# Supplied material start

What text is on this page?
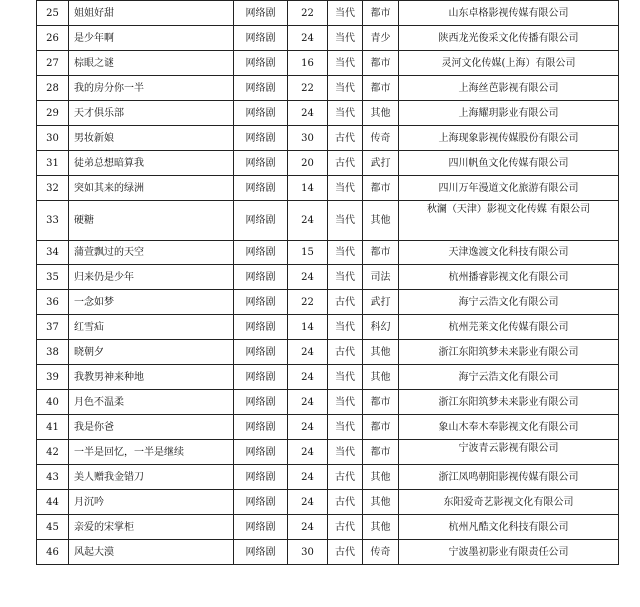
25	姐姐好甜	网络剧	22	当代	都市	山东卓格影视传媒有限公司
26	是少年啊	网络剧	24	当代	青少	陕西龙光俊采文化传播有限公司
27	棕眼之谜	网络剧	16	当代	都市	灵河文化传媒(上海）有限公司
28	我的房分你一半	网络剧	22	当代	都市	上海丝芭影视有限公司
29	天才俱乐部	网络剧	24	当代	其他	上海耀玥影业有限公司
30	男妆新娘	网络剧	30	古代	传奇	上海现象影视传媒股份有限公司
31	徒弟总想暗算我	网络剧	20	古代	武打	四川帆鱼文化传媒有限公司
32	突如其来的绿洲	网络剧	14	当代	都市	四川万年漫道文化旅游有限公司
33	硬糖	网络剧	24	当代	其他	秋澜（天津）影视文化传媒 有限公司
34	蒲萱飘过的天空	网络剧	15	当代	都市	天津逸渡文化科技有限公司
35	归来仍是少年	网络剧	24	当代	司法	杭州播睿影视文化有限公司
36	一念如梦	网络剧	22	古代	武打	海宁云浩文化有限公司
37	红雪疝	网络剧	14	当代	科幻	杭州芫莱文化传媒有限公司
38	晓朝夕	网络剧	24	古代	其他	浙江东阳筑梦未来影业有限公司
39	我教男神来种地	网络剧	24	当代	其他	海宁云浩文化有限公司
40	月色不温柔	网络剧	24	当代	都市	浙江东阳筑梦未来影业有限公司
41	我是你爸	网络剧	24	当代	都市	象山木奉木奉影视文化有限公司
42	一半是回忆，一半是继续	网络剧	24	当代	都市	宁波青云影视有限公司
43	美人赠我金错刀	网络剧	24	古代	其他	浙江凤鸣朝阳影视传媒有限公司
44	月沉吟	网络剧	24	古代	其他	东阳爱奇艺影视文化有限公司
45	亲爱的宋掌柜	网络剧	24	古代	其他	杭州凡酷文化科技有限公司
46	风起大漠	网络剧	30	古代	传奇	宁波墨初影业有限责任公司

# Supplied material end

## What the task requires
Omit every picture, and otherwise quote the entries exactly.

## Finished task
What text is on this page?
25	姐姐好甜	网络剧	22	当代	都市	山东卓格影视传媒有限公司
26	是少年啊	网络剧	24	当代	青少	陕西龙光俊采文化传播有限公司
27	棕眼之谜	网络剧	16	当代	都市	灵河文化传媒(上海）有限公司
28	我的房分你一半	网络剧	22	当代	都市	上海丝芭影视有限公司
29	天才俱乐部	网络剧	24	当代	其他	上海耀玥影业有限公司
30	男妆新娘	网络剧	30	古代	传奇	上海现象影视传媒股份有限公司
31	徒弟总想暗算我	网络剧	20	古代	武打	四川帆鱼文化传媒有限公司
32	突如其来的绿洲	网络剧	14	当代	都市	四川万年漫道文化旅游有限公司
33	硬糖	网络剧	24	当代	其他	秋澜（天津）影视文化传媒 有限公司
34	蒲萱飘过的天空	网络剧	15	当代	都市	天津逸渡文化科技有限公司
35	归来仍是少年	网络剧	24	当代	司法	杭州播睿影视文化有限公司
36	一念如梦	网络剧	22	古代	武打	海宁云浩文化有限公司
37	红雪疝	网络剧	14	当代	科幻	杭州芫莱文化传媒有限公司
38	晓朝夕	网络剧	24	古代	其他	浙江东阳筑梦未来影业有限公司
39	我教男神来种地	网络剧	24	当代	其他	海宁云浩文化有限公司
40	月色不温柔	网络剧	24	当代	都市	浙江东阳筑梦未来影业有限公司
41	我是你爸	网络剧	24	当代	都市	象山木奉木奉影视文化有限公司
42	一半是回忆，一半是继续	网络剧	24	当代	都市	宁波青云影视有限公司
43	美人赠我金错刀	网络剧	24	古代	其他	浙江凤鸣朝阳影视传媒有限公司
44	月沉吟	网络剧	24	古代	其他	东阳爱奇艺影视文化有限公司
45	亲爱的宋掌柜	网络剧	24	古代	其他	杭州凡酷文化科技有限公司
46	风起大漠	网络剧	30	古代	传奇	宁波墨初影业有限责任公司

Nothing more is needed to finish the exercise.